## Given request
Omit the pictures and output every entry below exactly as written.

## Extracted data

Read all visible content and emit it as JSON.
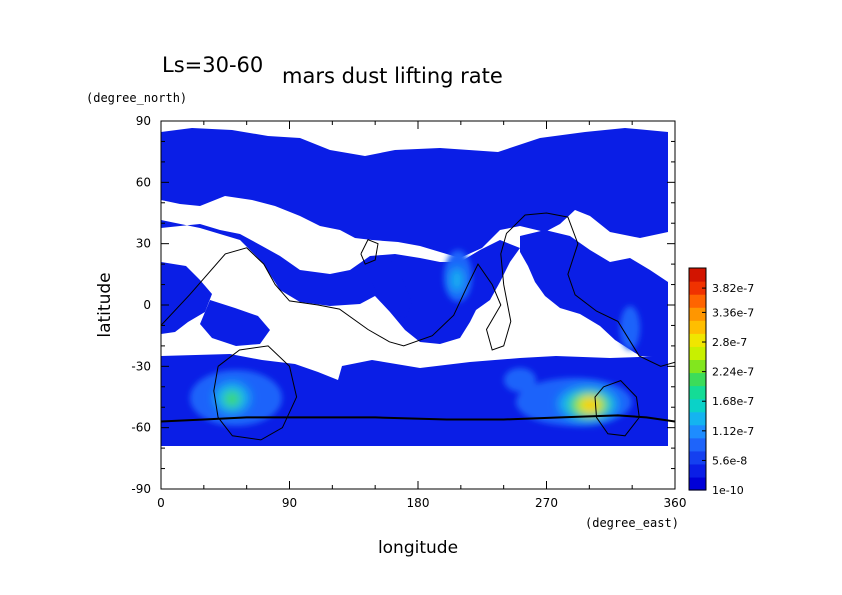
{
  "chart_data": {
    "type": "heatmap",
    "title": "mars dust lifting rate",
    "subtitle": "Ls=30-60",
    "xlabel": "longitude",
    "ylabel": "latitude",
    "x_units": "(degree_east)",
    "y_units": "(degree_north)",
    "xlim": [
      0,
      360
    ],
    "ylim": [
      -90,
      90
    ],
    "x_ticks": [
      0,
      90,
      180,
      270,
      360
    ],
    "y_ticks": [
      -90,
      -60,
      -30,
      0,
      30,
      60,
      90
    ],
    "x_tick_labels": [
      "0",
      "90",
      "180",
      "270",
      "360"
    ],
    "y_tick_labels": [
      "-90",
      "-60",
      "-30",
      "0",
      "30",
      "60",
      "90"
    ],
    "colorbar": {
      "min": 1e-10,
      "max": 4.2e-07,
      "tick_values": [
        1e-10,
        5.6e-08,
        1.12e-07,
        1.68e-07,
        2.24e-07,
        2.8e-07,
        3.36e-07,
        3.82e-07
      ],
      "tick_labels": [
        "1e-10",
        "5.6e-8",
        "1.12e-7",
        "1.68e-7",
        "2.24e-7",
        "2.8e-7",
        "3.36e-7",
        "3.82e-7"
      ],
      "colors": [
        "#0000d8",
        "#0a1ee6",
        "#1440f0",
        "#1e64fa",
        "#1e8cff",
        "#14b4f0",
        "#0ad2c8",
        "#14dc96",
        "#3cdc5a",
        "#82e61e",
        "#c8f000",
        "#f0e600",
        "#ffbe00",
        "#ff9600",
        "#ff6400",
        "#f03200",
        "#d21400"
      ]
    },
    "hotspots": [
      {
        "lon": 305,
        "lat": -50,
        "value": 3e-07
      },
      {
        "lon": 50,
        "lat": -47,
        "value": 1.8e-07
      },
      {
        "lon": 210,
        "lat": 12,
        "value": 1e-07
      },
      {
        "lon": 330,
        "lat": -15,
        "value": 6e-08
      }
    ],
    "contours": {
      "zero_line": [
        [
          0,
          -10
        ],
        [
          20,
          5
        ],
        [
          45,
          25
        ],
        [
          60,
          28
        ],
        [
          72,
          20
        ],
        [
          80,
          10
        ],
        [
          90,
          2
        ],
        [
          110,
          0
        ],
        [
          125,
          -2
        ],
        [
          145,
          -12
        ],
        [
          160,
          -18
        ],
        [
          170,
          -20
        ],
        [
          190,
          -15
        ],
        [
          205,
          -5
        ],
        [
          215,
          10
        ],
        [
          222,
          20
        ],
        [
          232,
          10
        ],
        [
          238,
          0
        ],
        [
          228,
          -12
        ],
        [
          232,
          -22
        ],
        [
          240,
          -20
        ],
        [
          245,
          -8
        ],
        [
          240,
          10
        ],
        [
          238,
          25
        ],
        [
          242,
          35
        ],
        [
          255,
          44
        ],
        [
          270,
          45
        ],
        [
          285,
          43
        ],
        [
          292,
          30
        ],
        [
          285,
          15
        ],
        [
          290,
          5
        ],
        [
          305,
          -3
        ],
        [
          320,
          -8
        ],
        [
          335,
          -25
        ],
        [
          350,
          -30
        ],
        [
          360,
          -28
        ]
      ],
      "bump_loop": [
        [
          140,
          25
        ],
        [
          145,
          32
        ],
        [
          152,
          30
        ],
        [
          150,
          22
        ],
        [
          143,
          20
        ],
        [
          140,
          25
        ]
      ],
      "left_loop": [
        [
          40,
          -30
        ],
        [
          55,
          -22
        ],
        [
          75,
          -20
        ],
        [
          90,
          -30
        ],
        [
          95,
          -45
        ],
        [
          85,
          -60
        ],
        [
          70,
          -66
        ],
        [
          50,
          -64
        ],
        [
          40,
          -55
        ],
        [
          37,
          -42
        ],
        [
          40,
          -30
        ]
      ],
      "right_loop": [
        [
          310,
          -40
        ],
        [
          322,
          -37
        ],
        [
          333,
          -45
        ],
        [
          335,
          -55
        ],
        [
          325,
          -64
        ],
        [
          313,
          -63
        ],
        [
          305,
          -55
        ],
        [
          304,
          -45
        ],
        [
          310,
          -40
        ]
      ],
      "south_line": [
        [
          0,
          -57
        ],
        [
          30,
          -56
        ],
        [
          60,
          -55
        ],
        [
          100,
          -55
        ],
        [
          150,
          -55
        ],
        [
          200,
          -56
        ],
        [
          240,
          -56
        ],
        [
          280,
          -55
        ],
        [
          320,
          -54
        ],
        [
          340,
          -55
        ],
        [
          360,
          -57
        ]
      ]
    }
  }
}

## Response to the task
Read all visible content and emit it as JSON.
{
  "chart_data": {
    "type": "heatmap",
    "title": "mars dust lifting rate",
    "subtitle": "Ls=30-60",
    "xlabel": "longitude",
    "ylabel": "latitude",
    "x_units": "(degree_east)",
    "y_units": "(degree_north)",
    "xlim": [
      0,
      360
    ],
    "ylim": [
      -90,
      90
    ],
    "x_ticks": [
      0,
      90,
      180,
      270,
      360
    ],
    "y_ticks": [
      -90,
      -60,
      -30,
      0,
      30,
      60,
      90
    ],
    "x_tick_labels": [
      "0",
      "90",
      "180",
      "270",
      "360"
    ],
    "y_tick_labels": [
      "-90",
      "-60",
      "-30",
      "0",
      "30",
      "60",
      "90"
    ],
    "colorbar": {
      "min": 1e-10,
      "max": 4.2e-07,
      "tick_values": [
        1e-10,
        5.6e-08,
        1.12e-07,
        1.68e-07,
        2.24e-07,
        2.8e-07,
        3.36e-07,
        3.82e-07
      ],
      "tick_labels": [
        "1e-10",
        "5.6e-8",
        "1.12e-7",
        "1.68e-7",
        "2.24e-7",
        "2.8e-7",
        "3.36e-7",
        "3.82e-7"
      ],
      "colors": [
        "#0000d8",
        "#0a1ee6",
        "#1440f0",
        "#1e64fa",
        "#1e8cff",
        "#14b4f0",
        "#0ad2c8",
        "#14dc96",
        "#3cdc5a",
        "#82e61e",
        "#c8f000",
        "#f0e600",
        "#ffbe00",
        "#ff9600",
        "#ff6400",
        "#f03200",
        "#d21400"
      ]
    },
    "hotspots": [
      {
        "lon": 305,
        "lat": -50,
        "value": 3e-07
      },
      {
        "lon": 50,
        "lat": -47,
        "value": 1.8e-07
      },
      {
        "lon": 210,
        "lat": 12,
        "value": 1e-07
      },
      {
        "lon": 330,
        "lat": -15,
        "value": 6e-08
      }
    ],
    "contours": {
      "zero_line": [
        [
          0,
          -10
        ],
        [
          20,
          5
        ],
        [
          45,
          25
        ],
        [
          60,
          28
        ],
        [
          72,
          20
        ],
        [
          80,
          10
        ],
        [
          90,
          2
        ],
        [
          110,
          0
        ],
        [
          125,
          -2
        ],
        [
          145,
          -12
        ],
        [
          160,
          -18
        ],
        [
          170,
          -20
        ],
        [
          190,
          -15
        ],
        [
          205,
          -5
        ],
        [
          215,
          10
        ],
        [
          222,
          20
        ],
        [
          232,
          10
        ],
        [
          238,
          0
        ],
        [
          228,
          -12
        ],
        [
          232,
          -22
        ],
        [
          240,
          -20
        ],
        [
          245,
          -8
        ],
        [
          240,
          10
        ],
        [
          238,
          25
        ],
        [
          242,
          35
        ],
        [
          255,
          44
        ],
        [
          270,
          45
        ],
        [
          285,
          43
        ],
        [
          292,
          30
        ],
        [
          285,
          15
        ],
        [
          290,
          5
        ],
        [
          305,
          -3
        ],
        [
          320,
          -8
        ],
        [
          335,
          -25
        ],
        [
          350,
          -30
        ],
        [
          360,
          -28
        ]
      ],
      "bump_loop": [
        [
          140,
          25
        ],
        [
          145,
          32
        ],
        [
          152,
          30
        ],
        [
          150,
          22
        ],
        [
          143,
          20
        ],
        [
          140,
          25
        ]
      ],
      "left_loop": [
        [
          40,
          -30
        ],
        [
          55,
          -22
        ],
        [
          75,
          -20
        ],
        [
          90,
          -30
        ],
        [
          95,
          -45
        ],
        [
          85,
          -60
        ],
        [
          70,
          -66
        ],
        [
          50,
          -64
        ],
        [
          40,
          -55
        ],
        [
          37,
          -42
        ],
        [
          40,
          -30
        ]
      ],
      "right_loop": [
        [
          310,
          -40
        ],
        [
          322,
          -37
        ],
        [
          333,
          -45
        ],
        [
          335,
          -55
        ],
        [
          325,
          -64
        ],
        [
          313,
          -63
        ],
        [
          305,
          -55
        ],
        [
          304,
          -45
        ],
        [
          310,
          -40
        ]
      ],
      "south_line": [
        [
          0,
          -57
        ],
        [
          30,
          -56
        ],
        [
          60,
          -55
        ],
        [
          100,
          -55
        ],
        [
          150,
          -55
        ],
        [
          200,
          -56
        ],
        [
          240,
          -56
        ],
        [
          280,
          -55
        ],
        [
          320,
          -54
        ],
        [
          340,
          -55
        ],
        [
          360,
          -57
        ]
      ]
    }
  }
}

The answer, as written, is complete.